AIM:
Drop every picture and give the entries back exactly.

Entries from a dataset:
>> start

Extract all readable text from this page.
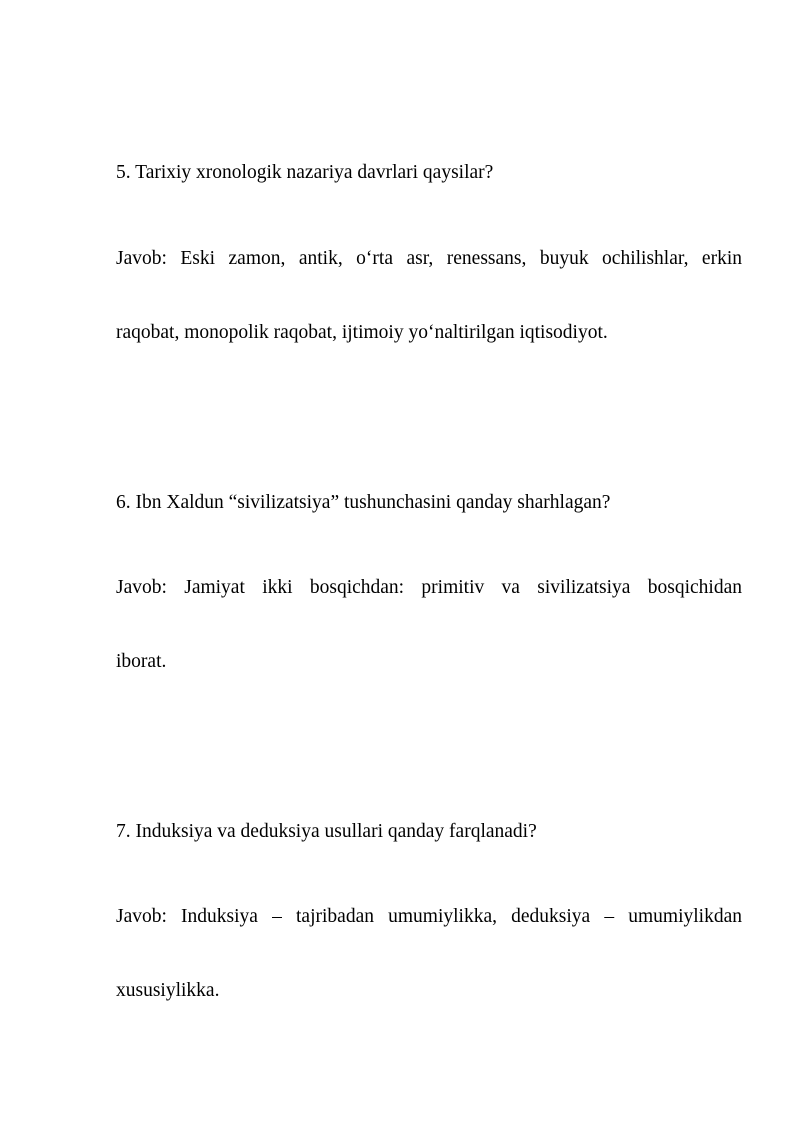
5. Tarixiy xronologik nazariya davrlari qaysilar?

Javob: Eski zamon, antik, o‘rta asr, renessans, buyuk ochilishlar, erkin

raqobat, monopolik raqobat, ijtimoiy yo‘naltirilgan iqtisodiyot.

6. Ibn Xaldun “sivilizatsiya” tushunchasini qanday sharhlagan?

Javob: Jamiyat ikki bosqichdan: primitiv va sivilizatsiya bosqichidan

iborat.

7. Induksiya va deduksiya usullari qanday farqlanadi?

Javob: Induksiya – tajribadan umumiylikka, deduksiya – umumiylikdan

xususiylikka.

>> end

RESULT OF THIS TASK:
Extract all readable text from this page.
5. Tarixiy xronologik nazariya davrlari qaysilar?

Javob: Eski zamon, antik, o‘rta asr, renessans, buyuk ochilishlar, erkin

raqobat, monopolik raqobat, ijtimoiy yo‘naltirilgan iqtisodiyot.

6. Ibn Xaldun “sivilizatsiya” tushunchasini qanday sharhlagan?

Javob: Jamiyat ikki bosqichdan: primitiv va sivilizatsiya bosqichidan

iborat.

7. Induksiya va deduksiya usullari qanday farqlanadi?

Javob: Induksiya – tajribadan umumiylikka, deduksiya – umumiylikdan

xususiylikka.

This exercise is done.